Recorded data
-- begin --
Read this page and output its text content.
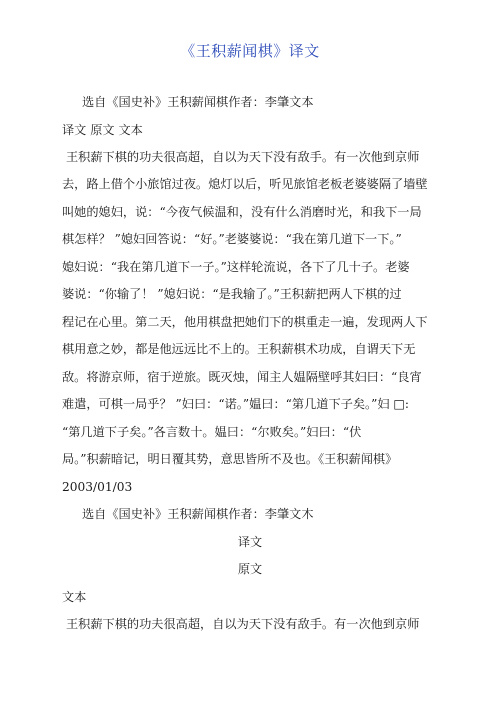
《王积薪闻棋》译文
选自《国史补》王积薪闻棋作者：李肇文本
译文 原文 文本
王积薪下棋的功夫很高超，自以为天下没有敌手。有一次他到京师
去，路上借个小旅馆过夜。熄灯以后，听见旅馆老板老婆婆隔了墙壁
叫她的媳妇，说：“今夜气候温和，没有什么消磨时光，和我下一局
棋怎样？ ”媳妇回答说：“好。”老婆婆说：“我在第几道下一下。”
媳妇说：“我在第几道下一子。”这样轮流说，各下了几十子。老婆
婆说：“你输了！ ”媳妇说：“是我输了。”王积薪把两人下棋的过
程记在心里。第二天，他用棋盘把她们下的棋重走一遍，发现两人下
棋用意之妙，都是他远远比不上的。王积薪棋术功成，自谓天下无
敌。将游京师，宿于逆旅。既灭烛，闻主人媪隔壁呼其妇曰：“良宵
难遣，可棋一局乎？ ”妇曰：“诺。”媪曰：“第几道下子矣。”妇 □:
“第几道下子矣。”各言数十。媪曰：“尔败矣。”妇曰：“伏
局。”积薪暗记，明日覆其势，意思皆所不及也。《王积薪闻棋》
2003/01/03
选自《国史补》王积薪闻棋作者：李肇文木
译文
原文
文本
王积薪下棋的功夫很高超，自以为天下没有敌手。有一次他到京师
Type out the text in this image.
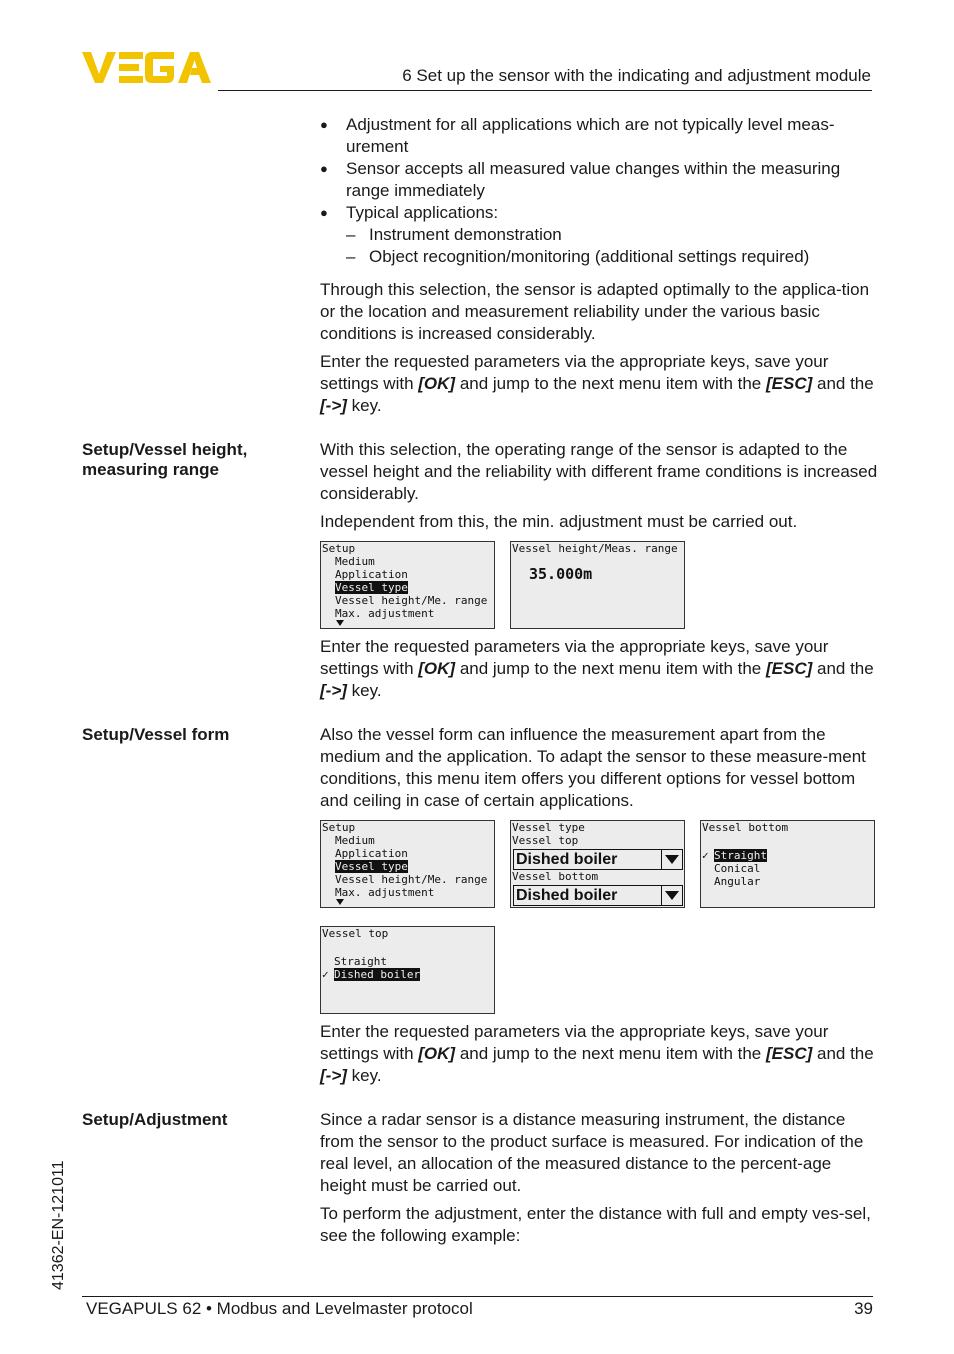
6 Set up the sensor with the indicating and adjustment module
● Adjustment for all applications which are not typically level meas-urement
● Sensor accepts all measured value changes within the measuring range immediately
● Typical applications:
– Instrument demonstration
– Object recognition/monitoring (additional settings required)
Through this selection, the sensor is adapted optimally to the applica-tion or the location and measurement reliability under the various basic conditions is increased considerably.
Enter the requested parameters via the appropriate keys, save your settings with [OK] and jump to the next menu item with the [ESC] and the [->] key.
Setup/Vessel height, measuring range
With this selection, the operating range of the sensor is adapted to the vessel height and the reliability with different frame conditions is increased considerably.
Independent from this, the min. adjustment must be carried out.
Setup
Medium
Application
Vessel type
Vessel height/Me. range
Max. adjustment
Vessel height/Meas. range
35.000m
Enter the requested parameters via the appropriate keys, save your settings with [OK] and jump to the next menu item with the [ESC] and the [->] key.
Setup/Vessel form	Also the vessel form can influence the measurement apart from the medium and the application. To adapt the sensor to these measure-ment conditions, this menu item offers you different options for vessel bottom and ceiling in case of certain applications.
Setup
Medium
Application
Vessel type
Vessel height/Me. range
Max. adjustment
Vessel type
Vessel top
Dished boiler
Vessel bottom
Dished boiler
Vessel bottom
✓ Straight
Conical
Angular
Vessel top
Straight
✓ Dished boiler
Enter the requested parameters via the appropriate keys, save your settings with [OK] and jump to the next menu item with the [ESC] and the [->] key.
Setup/Adjustment	Since a radar sensor is a distance measuring instrument, the distance from the sensor to the product surface is measured. For indication of the real level, an allocation of the measured distance to the percent-age height must be carried out.
To perform the adjustment, enter the distance with full and empty ves-sel, see the following example:
41362-EN-121011
VEGAPULS 62 • Modbus and Levelmaster protocol	39
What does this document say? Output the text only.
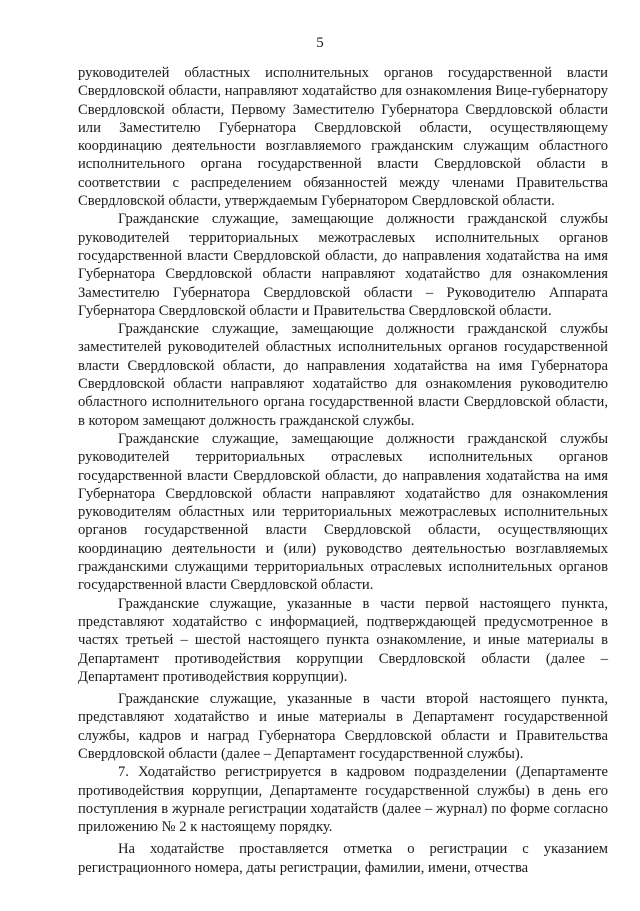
5

руководителей областных исполнительных органов государственной власти Свердловской области, направляют ходатайство для ознакомления Вице-губернатору Свердловской области, Первому Заместителю Губернатора Свердловской области или Заместителю Губернатора Свердловской области, осуществляющему координацию деятельности возглавляемого гражданским служащим областного исполнительного органа государственной власти Свердловской области в соответствии с распределением обязанностей между членами Правительства Свердловской области, утверждаемым Губернатором Свердловской области.

Гражданские служащие, замещающие должности гражданской службы руководителей территориальных межотраслевых исполнительных органов государственной власти Свердловской области, до направления ходатайства на имя Губернатора Свердловской области направляют ходатайство для ознакомления Заместителю Губернатора Свердловской области – Руководителю Аппарата Губернатора Свердловской области и Правительства Свердловской области.

Гражданские служащие, замещающие должности гражданской службы заместителей руководителей областных исполнительных органов государственной власти Свердловской области, до направления ходатайства на имя Губернатора Свердловской области направляют ходатайство для ознакомления руководителю областного исполнительного органа государственной власти Свердловской области, в котором замещают должность гражданской службы.

Гражданские служащие, замещающие должности гражданской службы руководителей территориальных отраслевых исполнительных органов государственной власти Свердловской области, до направления ходатайства на имя Губернатора Свердловской области направляют ходатайство для ознакомления руководителям областных или территориальных межотраслевых исполнительных органов государственной власти Свердловской области, осуществляющих координацию деятельности и (или) руководство деятельностью возглавляемых гражданскими служащими территориальных отраслевых исполнительных органов государственной власти Свердловской области.

Гражданские служащие, указанные в части первой настоящего пункта, представляют ходатайство с информацией, подтверждающей предусмотренное в частях третьей – шестой настоящего пункта ознакомление, и иные материалы в Департамент противодействия коррупции Свердловской области (далее – Департамент противодействия коррупции).

Гражданские служащие, указанные в части второй настоящего пункта, представляют ходатайство и иные материалы в Департамент государственной службы, кадров и наград Губернатора Свердловской области и Правительства Свердловской области (далее – Департамент государственной службы).

7. Ходатайство регистрируется в кадровом подразделении (Департаменте противодействия коррупции, Департаменте государственной службы) в день его поступления в журнале регистрации ходатайств (далее – журнал) по форме согласно приложению № 2 к настоящему порядку.

На ходатайстве проставляется отметка о регистрации с указанием регистрационного номера, даты регистрации, фамилии, имени, отчества
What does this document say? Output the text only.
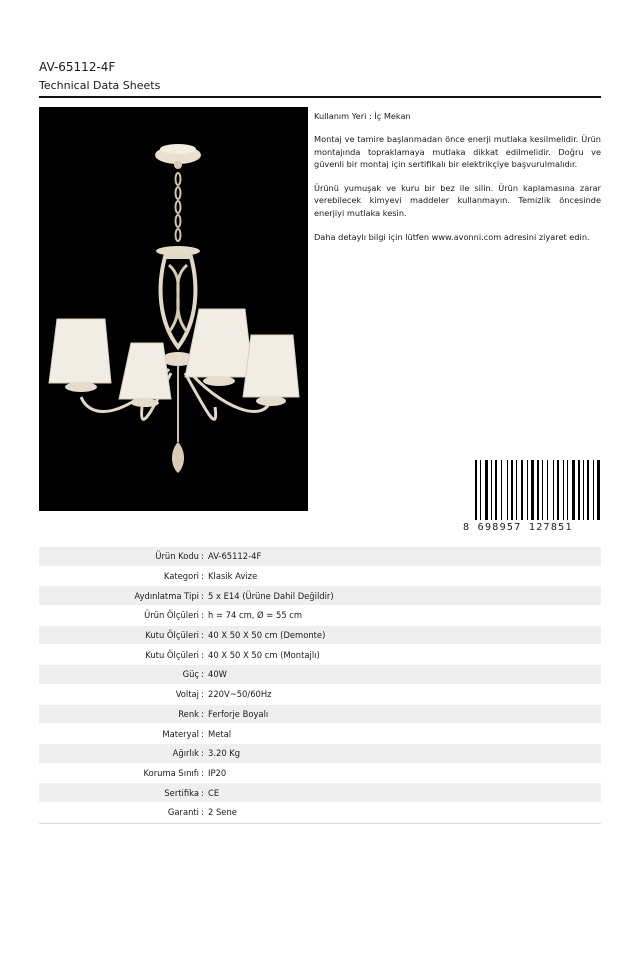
AV-65112-4F
Technical Data Sheets

Kullanım Yeri : İç Mekan

Montaj ve tamire başlanmadan önce enerji mutlaka kesilmelidir. Ürün montajında topraklamaya mutlaka dikkat edilmelidir. Doğru ve güvenli bir montaj için sertifikalı bir elektrikçiye başvurulmalıdır.

Ürünü yumuşak ve kuru bir bez ile silin. Ürün kaplamasına zarar verebilecek kimyevi maddeler kullanmayın. Temizlik öncesinde enerjiyi mutlaka kesin.

Daha detaylı bilgi için lütfen www.avonni.com adresini ziyaret edin.

8 698957 127851
Ürün Kodu : AV-65112-4F
Kategori : Klasik Avize
Aydınlatma Tipi : 5 x E14 (Ürüne Dahil Değildir)
Ürün Ölçüleri : h = 74 cm, Ø = 55 cm
Kutu Ölçüleri : 40 X 50 X 50 cm (Demonte)
Kutu Ölçüleri : 40 X 50 X 50 cm (Montajlı)
Güç : 40W
Voltaj : 220V~50/60Hz
Renk : Ferforje Boyalı
Materyal : Metal
Ağırlık : 3.20 Kg
Koruma Sınıfı : IP20
Sertifika : CE
Garanti : 2 Sene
-- end --
_WHAT TO PRODUCE_
Copy out each record shown above without alteration, skipping any picture.

_EXERCISE ANSWER_
Read this page and output its text content.
《王积薪闻棋》译文
选自《国史补》王积薪闻棋作者：李肇文本
译文 原文 文本
王积薪下棋的功夫很高超，自以为天下没有敌手。有一次他到京师
去，路上借个小旅馆过夜。熄灯以后，听见旅馆老板老婆婆隔了墙壁
叫她的媳妇，说：“今夜气候温和，没有什么消磨时光，和我下一局
棋怎样？ ”媳妇回答说：“好。”老婆婆说：“我在第几道下一下。”
媳妇说：“我在第几道下一子。”这样轮流说，各下了几十子。老婆
婆说：“你输了！ ”媳妇说：“是我输了。”王积薪把两人下棋的过
程记在心里。第二天，他用棋盘把她们下的棋重走一遍，发现两人下
棋用意之妙，都是他远远比不上的。王积薪棋术功成，自谓天下无
敌。将游京师，宿于逆旅。既灭烛，闻主人媪隔壁呼其妇曰：“良宵
难遣，可棋一局乎？ ”妇曰：“诺。”媪曰：“第几道下子矣。”妇 □:
“第几道下子矣。”各言数十。媪曰：“尔败矣。”妇曰：“伏
局。”积薪暗记，明日覆其势，意思皆所不及也。《王积薪闻棋》
2003/01/03
选自《国史补》王积薪闻棋作者：李肇文木
译文
原文
文本
王积薪下棋的功夫很高超，自以为天下没有敌手。有一次他到京师
Type out the text in this image.
6 Set up the sensor with the indicating and adjustment module
● Adjustment for all applications which are not typically level meas-urement
● Sensor accepts all measured value changes within the measuring range immediately
● Typical applications:
– Instrument demonstration
– Object recognition/monitoring (additional settings required)
Through this selection, the sensor is adapted optimally to the applica-tion or the location and measurement reliability under the various basic conditions is increased considerably.
Enter the requested parameters via the appropriate keys, save your settings with [OK] and jump to the next menu item with the [ESC] and the [->] key.
Setup/Vessel height, measuring range
With this selection, the operating range of the sensor is adapted to the vessel height and the reliability with different frame conditions is increased considerably.
Independent from this, the min. adjustment must be carried out.
Setup
Medium
Application
Vessel type
Vessel height/Me. range
Max. adjustment
Vessel height/Meas. range
35.000m
Enter the requested parameters via the appropriate keys, save your settings with [OK] and jump to the next menu item with the [ESC] and the [->] key.
Setup/Vessel form	Also the vessel form can influence the measurement apart from the medium and the application. To adapt the sensor to these measure-ment conditions, this menu item offers you different options for vessel bottom and ceiling in case of certain applications.
Setup
Medium
Application
Vessel type
Vessel height/Me. range
Max. adjustment
Vessel type
Vessel top
Dished boiler
Vessel bottom
Dished boiler
Vessel bottom
✓ Straight
Conical
Angular
Vessel top
Straight
✓ Dished boiler
Enter the requested parameters via the appropriate keys, save your settings with [OK] and jump to the next menu item with the [ESC] and the [->] key.
Setup/Adjustment	Since a radar sensor is a distance measuring instrument, the distance from the sensor to the product surface is measured. For indication of the real level, an allocation of the measured distance to the percent-age height must be carried out.
To perform the adjustment, enter the distance with full and empty ves-sel, see the following example:
41362-EN-121011
VEGAPULS 62 • Modbus and Levelmaster protocol	39
What does this document say? Output the text only.
5

руководителей областных исполнительных органов государственной власти Свердловской области, направляют ходатайство для ознакомления Вице-губернатору Свердловской области, Первому Заместителю Губернатора Свердловской области или Заместителю Губернатора Свердловской области, осуществляющему координацию деятельности возглавляемого гражданским служащим областного исполнительного органа государственной власти Свердловской области в соответствии с распределением обязанностей между членами Правительства Свердловской области, утверждаемым Губернатором Свердловской области.

Гражданские служащие, замещающие должности гражданской службы руководителей территориальных межотраслевых исполнительных органов государственной власти Свердловской области, до направления ходатайства на имя Губернатора Свердловской области направляют ходатайство для ознакомления Заместителю Губернатора Свердловской области – Руководителю Аппарата Губернатора Свердловской области и Правительства Свердловской области.

Гражданские служащие, замещающие должности гражданской службы заместителей руководителей областных исполнительных органов государственной власти Свердловской области, до направления ходатайства на имя Губернатора Свердловской области направляют ходатайство для ознакомления руководителю областного исполнительного органа государственной власти Свердловской области, в котором замещают должность гражданской службы.

Гражданские служащие, замещающие должности гражданской службы руководителей территориальных отраслевых исполнительных органов государственной власти Свердловской области, до направления ходатайства на имя Губернатора Свердловской области направляют ходатайство для ознакомления руководителям областных или территориальных межотраслевых исполнительных органов государственной власти Свердловской области, осуществляющих координацию деятельности и (или) руководство деятельностью возглавляемых гражданскими служащими территориальных отраслевых исполнительных органов государственной власти Свердловской области.

Гражданские служащие, указанные в части первой настоящего пункта, представляют ходатайство с информацией, подтверждающей предусмотренное в частях третьей – шестой настоящего пункта ознакомление, и иные материалы в Департамент противодействия коррупции Свердловской области (далее – Департамент противодействия коррупции).

Гражданские служащие, указанные в части второй настоящего пункта, представляют ходатайство и иные материалы в Департамент государственной службы, кадров и наград Губернатора Свердловской области и Правительства Свердловской области (далее – Департамент государственной службы).

7. Ходатайство регистрируется в кадровом подразделении (Департаменте противодействия коррупции, Департаменте государственной службы) в день его поступления в журнале регистрации ходатайств (далее – журнал) по форме согласно приложению № 2 к настоящему порядку.

На ходатайстве проставляется отметка о регистрации с указанием регистрационного номера, даты регистрации, фамилии, имени, отчества
What does this document say? Output the text only.
AV-65112-4F
Technical Data Sheets

Kullanım Yeri : İç Mekan

Montaj ve tamire başlanmadan önce enerji mutlaka kesilmelidir. Ürün montajında topraklamaya mutlaka dikkat edilmelidir. Doğru ve güvenli bir montaj için sertifikalı bir elektrikçiye başvurulmalıdır.

Ürünü yumuşak ve kuru bir bez ile silin. Ürün kaplamasına zarar verebilecek kimyevi maddeler kullanmayın. Temizlik öncesinde enerjiyi mutlaka kesin.

Daha detaylı bilgi için lütfen www.avonni.com adresini ziyaret edin.

8 698957 127851
Ürün Kodu : AV-65112-4F
Kategori : Klasik Avize
Aydınlatma Tipi : 5 x E14 (Ürüne Dahil Değildir)
Ürün Ölçüleri : h = 74 cm, Ø = 55 cm
Kutu Ölçüleri : 40 X 50 X 50 cm (Demonte)
Kutu Ölçüleri : 40 X 50 X 50 cm (Montajlı)
Güç : 40W
Voltaj : 220V~50/60Hz
Renk : Ferforje Boyalı
Materyal : Metal
Ağırlık : 3.20 Kg
Koruma Sınıfı : IP20
Sertifika : CE
Garanti : 2 Sene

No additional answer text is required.